Go through the listing below and gather every line with the word "Addressing".

● ● ● ● ●

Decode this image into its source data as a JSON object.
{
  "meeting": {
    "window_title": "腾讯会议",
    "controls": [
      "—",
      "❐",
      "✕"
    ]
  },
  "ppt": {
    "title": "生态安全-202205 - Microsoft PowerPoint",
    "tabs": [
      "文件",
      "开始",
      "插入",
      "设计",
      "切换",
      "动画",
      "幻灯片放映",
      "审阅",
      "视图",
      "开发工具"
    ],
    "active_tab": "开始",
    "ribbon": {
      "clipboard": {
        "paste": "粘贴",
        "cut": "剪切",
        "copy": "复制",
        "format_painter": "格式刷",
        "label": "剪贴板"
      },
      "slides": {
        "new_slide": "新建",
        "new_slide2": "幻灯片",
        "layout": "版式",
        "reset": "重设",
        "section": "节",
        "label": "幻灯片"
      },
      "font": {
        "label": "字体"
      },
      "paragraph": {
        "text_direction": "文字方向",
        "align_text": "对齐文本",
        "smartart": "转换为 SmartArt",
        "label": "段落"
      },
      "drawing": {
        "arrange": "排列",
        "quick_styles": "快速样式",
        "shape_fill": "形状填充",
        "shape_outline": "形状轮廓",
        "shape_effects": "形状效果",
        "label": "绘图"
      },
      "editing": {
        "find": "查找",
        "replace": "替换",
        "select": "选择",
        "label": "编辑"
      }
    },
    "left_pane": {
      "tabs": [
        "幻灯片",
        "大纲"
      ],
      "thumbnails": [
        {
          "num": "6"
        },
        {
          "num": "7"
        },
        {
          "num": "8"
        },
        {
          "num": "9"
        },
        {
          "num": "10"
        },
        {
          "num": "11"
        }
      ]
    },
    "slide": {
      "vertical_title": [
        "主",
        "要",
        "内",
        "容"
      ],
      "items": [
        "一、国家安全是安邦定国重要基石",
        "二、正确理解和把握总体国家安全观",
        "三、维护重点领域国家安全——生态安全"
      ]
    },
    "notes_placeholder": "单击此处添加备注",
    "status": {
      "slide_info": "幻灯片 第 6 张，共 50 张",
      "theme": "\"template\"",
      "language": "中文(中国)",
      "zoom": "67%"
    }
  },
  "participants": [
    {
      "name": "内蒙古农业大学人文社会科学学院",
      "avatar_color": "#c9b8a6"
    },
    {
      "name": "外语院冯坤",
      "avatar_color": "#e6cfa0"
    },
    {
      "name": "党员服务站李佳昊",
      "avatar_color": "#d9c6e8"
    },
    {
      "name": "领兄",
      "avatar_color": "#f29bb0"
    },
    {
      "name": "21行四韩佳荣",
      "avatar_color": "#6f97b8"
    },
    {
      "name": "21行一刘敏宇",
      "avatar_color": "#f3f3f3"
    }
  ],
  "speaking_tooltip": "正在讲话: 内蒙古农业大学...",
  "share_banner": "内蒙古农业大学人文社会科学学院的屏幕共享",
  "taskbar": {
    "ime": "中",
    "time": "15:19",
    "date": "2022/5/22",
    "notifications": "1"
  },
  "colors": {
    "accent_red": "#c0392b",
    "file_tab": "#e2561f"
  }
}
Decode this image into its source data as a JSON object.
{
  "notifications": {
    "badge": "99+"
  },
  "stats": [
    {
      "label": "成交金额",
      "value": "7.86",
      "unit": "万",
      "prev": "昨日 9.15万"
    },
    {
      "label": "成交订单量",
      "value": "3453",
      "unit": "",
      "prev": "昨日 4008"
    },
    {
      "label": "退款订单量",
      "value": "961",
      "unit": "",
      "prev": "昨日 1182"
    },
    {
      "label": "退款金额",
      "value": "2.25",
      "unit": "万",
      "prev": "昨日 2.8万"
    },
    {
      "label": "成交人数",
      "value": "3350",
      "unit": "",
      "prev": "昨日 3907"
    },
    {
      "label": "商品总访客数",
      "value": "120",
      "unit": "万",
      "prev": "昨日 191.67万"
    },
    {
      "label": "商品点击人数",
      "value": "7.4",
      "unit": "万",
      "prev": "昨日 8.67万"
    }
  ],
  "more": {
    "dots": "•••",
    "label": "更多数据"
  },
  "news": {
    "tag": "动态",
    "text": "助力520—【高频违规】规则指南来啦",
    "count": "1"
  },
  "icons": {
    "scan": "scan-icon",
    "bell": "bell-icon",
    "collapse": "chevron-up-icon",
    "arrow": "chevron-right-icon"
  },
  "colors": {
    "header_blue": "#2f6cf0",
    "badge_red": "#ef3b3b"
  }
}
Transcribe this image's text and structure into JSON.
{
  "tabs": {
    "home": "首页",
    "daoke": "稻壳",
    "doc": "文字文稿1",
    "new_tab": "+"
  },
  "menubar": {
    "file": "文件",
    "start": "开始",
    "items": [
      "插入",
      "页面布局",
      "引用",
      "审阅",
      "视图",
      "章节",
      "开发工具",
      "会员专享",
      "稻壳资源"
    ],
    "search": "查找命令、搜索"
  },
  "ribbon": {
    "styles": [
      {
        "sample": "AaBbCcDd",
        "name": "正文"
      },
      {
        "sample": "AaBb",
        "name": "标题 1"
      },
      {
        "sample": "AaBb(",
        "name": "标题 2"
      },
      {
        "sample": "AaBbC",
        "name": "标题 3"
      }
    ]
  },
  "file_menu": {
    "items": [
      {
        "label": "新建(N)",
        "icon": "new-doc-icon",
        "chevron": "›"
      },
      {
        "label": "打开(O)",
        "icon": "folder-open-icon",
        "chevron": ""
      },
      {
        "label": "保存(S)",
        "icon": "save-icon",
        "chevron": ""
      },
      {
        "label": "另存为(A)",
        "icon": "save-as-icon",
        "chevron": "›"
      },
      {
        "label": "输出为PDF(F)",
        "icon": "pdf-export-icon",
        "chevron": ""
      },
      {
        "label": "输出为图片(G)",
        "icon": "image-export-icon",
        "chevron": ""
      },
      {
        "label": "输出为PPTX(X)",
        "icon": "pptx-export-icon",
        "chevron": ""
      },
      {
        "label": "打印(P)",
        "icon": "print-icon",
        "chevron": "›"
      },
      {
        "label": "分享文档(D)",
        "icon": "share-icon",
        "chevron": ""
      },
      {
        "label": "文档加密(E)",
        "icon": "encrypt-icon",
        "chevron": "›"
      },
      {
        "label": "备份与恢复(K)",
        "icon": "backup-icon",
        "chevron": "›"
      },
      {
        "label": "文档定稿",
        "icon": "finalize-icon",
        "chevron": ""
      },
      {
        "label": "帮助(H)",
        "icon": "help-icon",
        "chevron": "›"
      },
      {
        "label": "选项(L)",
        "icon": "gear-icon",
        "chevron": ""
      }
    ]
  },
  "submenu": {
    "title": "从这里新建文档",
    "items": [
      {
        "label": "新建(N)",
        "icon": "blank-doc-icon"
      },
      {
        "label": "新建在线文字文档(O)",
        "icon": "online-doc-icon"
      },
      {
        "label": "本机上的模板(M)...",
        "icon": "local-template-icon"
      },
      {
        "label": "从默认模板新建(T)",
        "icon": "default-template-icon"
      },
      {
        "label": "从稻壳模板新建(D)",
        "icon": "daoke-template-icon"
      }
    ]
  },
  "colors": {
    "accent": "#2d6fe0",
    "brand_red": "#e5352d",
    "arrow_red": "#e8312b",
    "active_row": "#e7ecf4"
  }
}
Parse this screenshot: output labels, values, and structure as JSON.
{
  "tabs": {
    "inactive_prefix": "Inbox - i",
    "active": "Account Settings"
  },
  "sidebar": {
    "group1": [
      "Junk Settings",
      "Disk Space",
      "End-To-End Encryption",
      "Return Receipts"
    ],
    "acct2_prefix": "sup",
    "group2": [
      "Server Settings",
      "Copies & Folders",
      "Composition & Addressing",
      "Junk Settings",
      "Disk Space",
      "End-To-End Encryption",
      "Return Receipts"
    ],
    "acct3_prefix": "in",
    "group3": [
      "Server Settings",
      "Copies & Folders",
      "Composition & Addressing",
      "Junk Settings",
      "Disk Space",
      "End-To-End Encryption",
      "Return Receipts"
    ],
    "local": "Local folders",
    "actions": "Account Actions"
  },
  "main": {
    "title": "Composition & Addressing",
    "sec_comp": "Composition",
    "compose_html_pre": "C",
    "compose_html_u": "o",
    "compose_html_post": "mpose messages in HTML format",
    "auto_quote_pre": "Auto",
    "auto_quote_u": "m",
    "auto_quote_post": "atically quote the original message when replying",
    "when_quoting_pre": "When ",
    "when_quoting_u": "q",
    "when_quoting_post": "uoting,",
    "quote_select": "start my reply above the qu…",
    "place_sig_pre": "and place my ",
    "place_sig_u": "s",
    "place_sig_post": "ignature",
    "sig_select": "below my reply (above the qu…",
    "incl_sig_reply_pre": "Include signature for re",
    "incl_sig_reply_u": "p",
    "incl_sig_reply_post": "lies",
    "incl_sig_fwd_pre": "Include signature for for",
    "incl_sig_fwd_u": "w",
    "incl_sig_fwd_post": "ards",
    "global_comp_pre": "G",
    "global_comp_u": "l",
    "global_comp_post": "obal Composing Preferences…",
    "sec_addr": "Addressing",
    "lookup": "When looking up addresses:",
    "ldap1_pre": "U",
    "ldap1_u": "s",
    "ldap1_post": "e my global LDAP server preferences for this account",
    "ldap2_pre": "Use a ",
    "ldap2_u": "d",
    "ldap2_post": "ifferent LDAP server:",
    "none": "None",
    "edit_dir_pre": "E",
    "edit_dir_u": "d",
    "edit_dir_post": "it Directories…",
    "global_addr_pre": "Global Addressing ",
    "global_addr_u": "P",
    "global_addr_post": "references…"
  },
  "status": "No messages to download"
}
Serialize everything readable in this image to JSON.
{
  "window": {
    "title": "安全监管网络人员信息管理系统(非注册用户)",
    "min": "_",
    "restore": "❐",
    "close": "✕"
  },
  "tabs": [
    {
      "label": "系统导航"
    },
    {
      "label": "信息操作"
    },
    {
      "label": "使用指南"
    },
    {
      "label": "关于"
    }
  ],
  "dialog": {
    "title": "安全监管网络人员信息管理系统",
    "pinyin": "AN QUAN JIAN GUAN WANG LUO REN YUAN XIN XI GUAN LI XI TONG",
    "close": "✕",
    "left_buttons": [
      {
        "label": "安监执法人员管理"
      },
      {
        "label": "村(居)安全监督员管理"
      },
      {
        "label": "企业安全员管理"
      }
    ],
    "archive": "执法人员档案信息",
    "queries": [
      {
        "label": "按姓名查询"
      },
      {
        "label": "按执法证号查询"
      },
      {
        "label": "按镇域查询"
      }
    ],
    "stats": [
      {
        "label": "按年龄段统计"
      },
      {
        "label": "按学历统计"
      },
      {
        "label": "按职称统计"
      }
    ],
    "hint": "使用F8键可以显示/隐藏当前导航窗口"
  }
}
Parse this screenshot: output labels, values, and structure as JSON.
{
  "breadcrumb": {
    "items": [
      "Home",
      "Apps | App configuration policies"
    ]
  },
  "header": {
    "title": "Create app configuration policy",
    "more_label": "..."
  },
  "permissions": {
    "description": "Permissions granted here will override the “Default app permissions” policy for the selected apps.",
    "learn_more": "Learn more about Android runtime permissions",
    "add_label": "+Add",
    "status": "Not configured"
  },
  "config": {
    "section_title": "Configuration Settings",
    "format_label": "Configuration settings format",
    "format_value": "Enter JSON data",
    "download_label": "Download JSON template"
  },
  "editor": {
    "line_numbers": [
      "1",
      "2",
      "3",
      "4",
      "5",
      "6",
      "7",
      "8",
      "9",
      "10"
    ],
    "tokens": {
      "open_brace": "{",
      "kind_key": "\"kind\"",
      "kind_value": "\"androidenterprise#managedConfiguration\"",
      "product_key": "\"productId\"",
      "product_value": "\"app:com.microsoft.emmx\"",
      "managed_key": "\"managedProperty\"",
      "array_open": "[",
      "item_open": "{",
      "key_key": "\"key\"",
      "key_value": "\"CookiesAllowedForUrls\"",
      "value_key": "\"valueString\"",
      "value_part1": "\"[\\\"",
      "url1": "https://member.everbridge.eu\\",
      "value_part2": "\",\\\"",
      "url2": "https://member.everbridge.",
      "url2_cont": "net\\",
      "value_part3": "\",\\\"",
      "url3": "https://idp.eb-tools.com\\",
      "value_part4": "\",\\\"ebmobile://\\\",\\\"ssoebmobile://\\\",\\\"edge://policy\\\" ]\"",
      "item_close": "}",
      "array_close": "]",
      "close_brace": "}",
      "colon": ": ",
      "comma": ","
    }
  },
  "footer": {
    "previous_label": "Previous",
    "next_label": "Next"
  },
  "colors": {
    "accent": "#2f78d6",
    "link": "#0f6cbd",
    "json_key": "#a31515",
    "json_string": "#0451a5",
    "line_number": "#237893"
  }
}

● ● ● ● ●

Answer to this exercise >>
      "Composition & Addressing",
      "Composition & Addressing",
    "title": "Composition & Addressing",
    "sec_addr": "Addressing",
    "global_addr_pre": "Global Addressing ",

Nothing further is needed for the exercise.